» WHAT YOU WILL DO
Leaving the pictures aside, transcribe every line below exactly.

============

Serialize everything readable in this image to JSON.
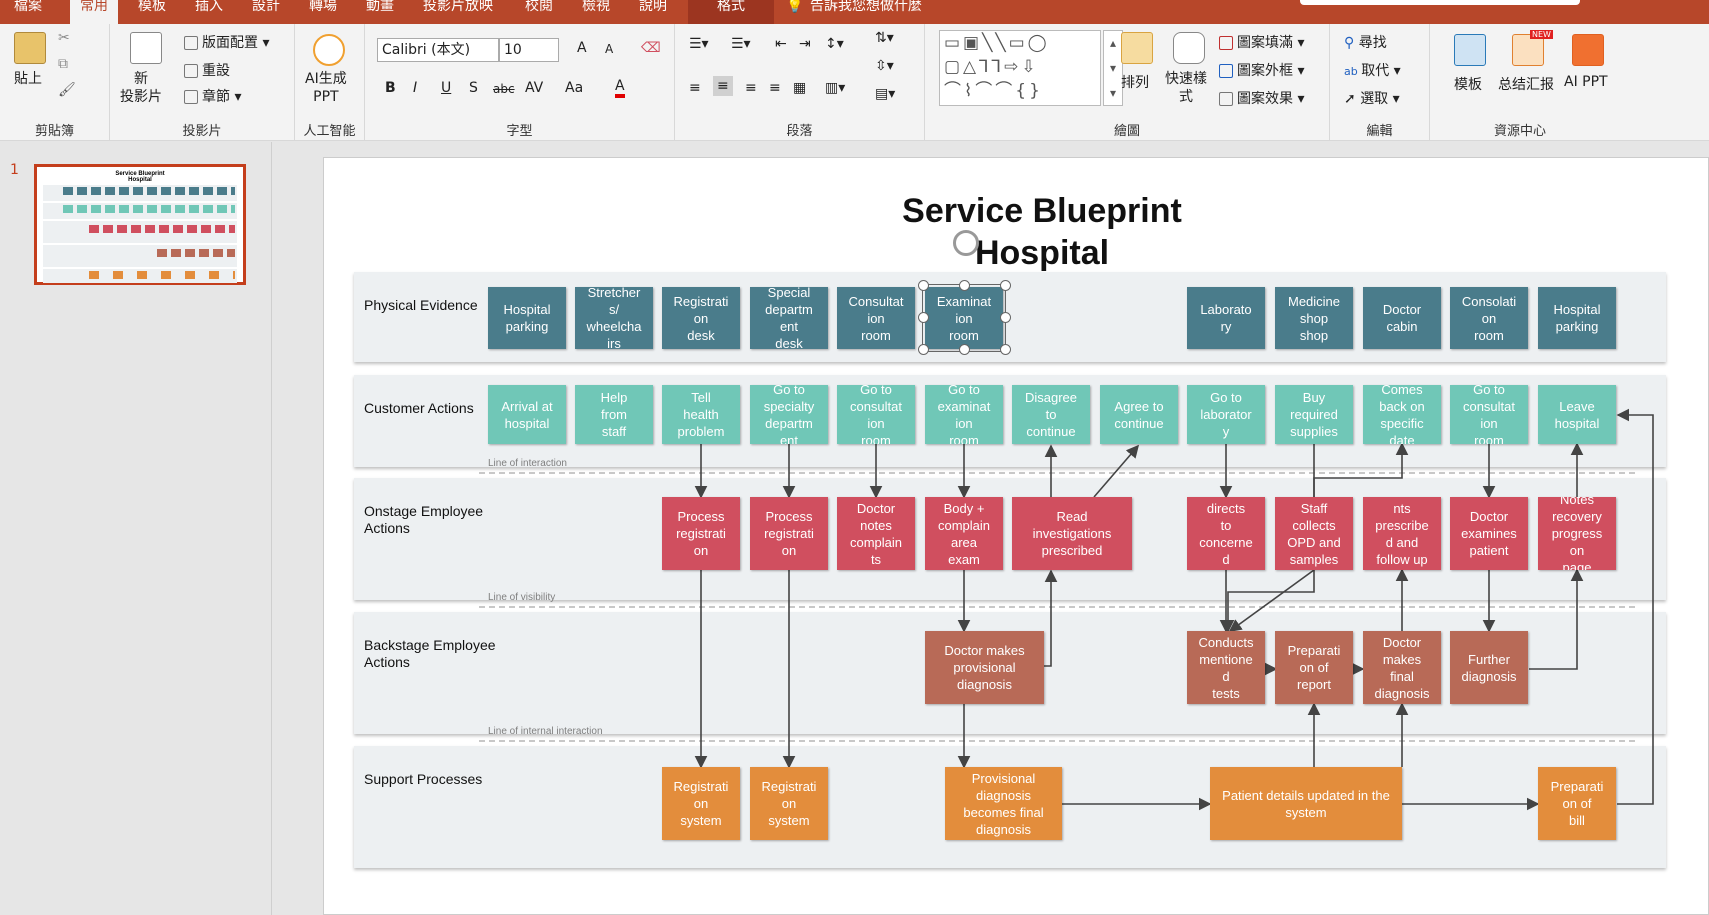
{
  "tabs": [
    "檔案",
    "常用",
    "模板",
    "插入",
    "設計",
    "轉場",
    "動畫",
    "投影片放映",
    "校閱",
    "檢視",
    "說明",
    "格式"
  ],
  "tell_me": "告訴我您想做什麼",
  "ribbon": {
    "clipboard": {
      "paste": "貼上",
      "label": "剪貼簿"
    },
    "slides": {
      "new_slide": "新\n投影片",
      "layout": "版面配置",
      "reset": "重設",
      "section": "章節",
      "label": "投影片"
    },
    "ai": {
      "generate": "AI生成\nPPT",
      "label": "人工智能"
    },
    "font": {
      "name": "Calibri (本文)",
      "size": "10",
      "label": "字型",
      "bold": "B",
      "italic": "I",
      "underline": "U",
      "shadow": "S",
      "strike": "abc",
      "spacing": "AV",
      "case": "Aa",
      "color": "A",
      "grow": "A",
      "shrink": "A"
    },
    "paragraph": {
      "label": "段落"
    },
    "drawing": {
      "arrange": "排列",
      "quick_styles": "快速樣\n式",
      "fill": "圖案填滿",
      "outline": "圖案外框",
      "effects": "圖案效果",
      "label": "繪圖"
    },
    "editing": {
      "find": "尋找",
      "replace": "取代",
      "select": "選取",
      "label": "編輯"
    },
    "resources": {
      "templates": "模板",
      "summary": "总结汇报",
      "ai_ppt": "AI PPT",
      "new_badge": "NEW",
      "label": "資源中心"
    }
  },
  "slide_number": "1",
  "slide": {
    "title_line1": "Service Blueprint",
    "title_line2": "Hospital",
    "lanes": [
      "Physical Evidence",
      "Customer Actions",
      "Onstage Employee\nActions",
      "Backstage Employee\nActions",
      "Support Processes"
    ],
    "separators": [
      "Line of interaction",
      "Line of visibility",
      "Line of internal interaction"
    ],
    "physical_evidence": [
      "Hospital\nparking",
      "Stretcher\ns/\nwheelcha\nirs",
      "Registrati\non\ndesk",
      "Special\ndepartm\nent\ndesk",
      "Consultat\nion\nroom",
      "Examinat\nion\nroom",
      "Laborato\nry",
      "Medicine\nshop\nshop",
      "Doctor\ncabin",
      "Consolati\non\nroom",
      "Hospital\nparking"
    ],
    "customer_actions": [
      "Arrival at\nhospital",
      "Help\nfrom\nstaff",
      "Tell\nhealth\nproblem",
      "Go to\nspecialty\ndepartm\nent",
      "Go to\nconsultat\nion\nroom",
      "Go to\nexaminat\nion\nroom",
      "Disagree\nto\ncontinue",
      "Agree to\ncontinue",
      "Go to\nlaborator\ny",
      "Buy\nrequired\nsupplies",
      "Comes\nback on\nspecific\ndate",
      "Go to\nconsultat\nion\nroom",
      "Leave\nhospital"
    ],
    "onstage": [
      "Process\nregistrati\non",
      "Process\nregistrati\non",
      "Doctor\nnotes\ncomplain\nts",
      "Body +\ncomplain\narea\nexam",
      "Read\ninvestigations\nprescribed",
      "Doctor\ndirects\nto\nconcerne\nd\nlab",
      "Staff\ncollects\nOPD and\nsamples",
      "Treatme\nnts\nprescribe\nd and\nfollow up\ndate",
      "Doctor\nexamines\npatient",
      "Notes\nrecovery\nprogress\non\npage"
    ],
    "backstage": [
      "Doctor makes\nprovisional\ndiagnosis",
      "Conducts\nmentione\nd\ntests",
      "Preparati\non of\nreport",
      "Doctor\nmakes\nfinal\ndiagnosis",
      "Further\ndiagnosis"
    ],
    "support": [
      "Registrati\non\nsystem",
      "Registrati\non\nsystem",
      "Provisional\ndiagnosis\nbecomes final\ndiagnosis",
      "Patient details updated in the\nsystem",
      "Preparati\non of\nbill"
    ]
  },
  "thumbnail": {
    "title_line1": "Service Blueprint",
    "title_line2": "Hospital"
  }
}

============

» PROBLEM SOLUTION
Serialize everything readable in this image to JSON.
{
  "tabs": [
    "檔案",
    "常用",
    "模板",
    "插入",
    "設計",
    "轉場",
    "動畫",
    "投影片放映",
    "校閱",
    "檢視",
    "說明",
    "格式"
  ],
  "tell_me": "告訴我您想做什麼",
  "ribbon": {
    "clipboard": {
      "paste": "貼上",
      "label": "剪貼簿"
    },
    "slides": {
      "new_slide": "新\n投影片",
      "layout": "版面配置",
      "reset": "重設",
      "section": "章節",
      "label": "投影片"
    },
    "ai": {
      "generate": "AI生成\nPPT",
      "label": "人工智能"
    },
    "font": {
      "name": "Calibri (本文)",
      "size": "10",
      "label": "字型",
      "bold": "B",
      "italic": "I",
      "underline": "U",
      "shadow": "S",
      "strike": "abc",
      "spacing": "AV",
      "case": "Aa",
      "color": "A",
      "grow": "A",
      "shrink": "A"
    },
    "paragraph": {
      "label": "段落"
    },
    "drawing": {
      "arrange": "排列",
      "quick_styles": "快速樣\n式",
      "fill": "圖案填滿",
      "outline": "圖案外框",
      "effects": "圖案效果",
      "label": "繪圖"
    },
    "editing": {
      "find": "尋找",
      "replace": "取代",
      "select": "選取",
      "label": "編輯"
    },
    "resources": {
      "templates": "模板",
      "summary": "总结汇报",
      "ai_ppt": "AI PPT",
      "new_badge": "NEW",
      "label": "資源中心"
    }
  },
  "slide_number": "1",
  "slide": {
    "title_line1": "Service Blueprint",
    "title_line2": "Hospital",
    "lanes": [
      "Physical Evidence",
      "Customer Actions",
      "Onstage Employee\nActions",
      "Backstage Employee\nActions",
      "Support Processes"
    ],
    "separators": [
      "Line of interaction",
      "Line of visibility",
      "Line of internal interaction"
    ],
    "physical_evidence": [
      "Hospital\nparking",
      "Stretcher\ns/\nwheelcha\nirs",
      "Registrati\non\ndesk",
      "Special\ndepartm\nent\ndesk",
      "Consultat\nion\nroom",
      "Examinat\nion\nroom",
      "Laborato\nry",
      "Medicine\nshop\nshop",
      "Doctor\ncabin",
      "Consolati\non\nroom",
      "Hospital\nparking"
    ],
    "customer_actions": [
      "Arrival at\nhospital",
      "Help\nfrom\nstaff",
      "Tell\nhealth\nproblem",
      "Go to\nspecialty\ndepartm\nent",
      "Go to\nconsultat\nion\nroom",
      "Go to\nexaminat\nion\nroom",
      "Disagree\nto\ncontinue",
      "Agree to\ncontinue",
      "Go to\nlaborator\ny",
      "Buy\nrequired\nsupplies",
      "Comes\nback on\nspecific\ndate",
      "Go to\nconsultat\nion\nroom",
      "Leave\nhospital"
    ],
    "onstage": [
      "Process\nregistrati\non",
      "Process\nregistrati\non",
      "Doctor\nnotes\ncomplain\nts",
      "Body +\ncomplain\narea\nexam",
      "Read\ninvestigations\nprescribed",
      "Doctor\ndirects\nto\nconcerne\nd\nlab",
      "Staff\ncollects\nOPD and\nsamples",
      "Treatme\nnts\nprescribe\nd and\nfollow up\ndate",
      "Doctor\nexamines\npatient",
      "Notes\nrecovery\nprogress\non\npage"
    ],
    "backstage": [
      "Doctor makes\nprovisional\ndiagnosis",
      "Conducts\nmentione\nd\ntests",
      "Preparati\non of\nreport",
      "Doctor\nmakes\nfinal\ndiagnosis",
      "Further\ndiagnosis"
    ],
    "support": [
      "Registrati\non\nsystem",
      "Registrati\non\nsystem",
      "Provisional\ndiagnosis\nbecomes final\ndiagnosis",
      "Patient details updated in the\nsystem",
      "Preparati\non of\nbill"
    ]
  },
  "thumbnail": {
    "title_line1": "Service Blueprint",
    "title_line2": "Hospital"
  }
}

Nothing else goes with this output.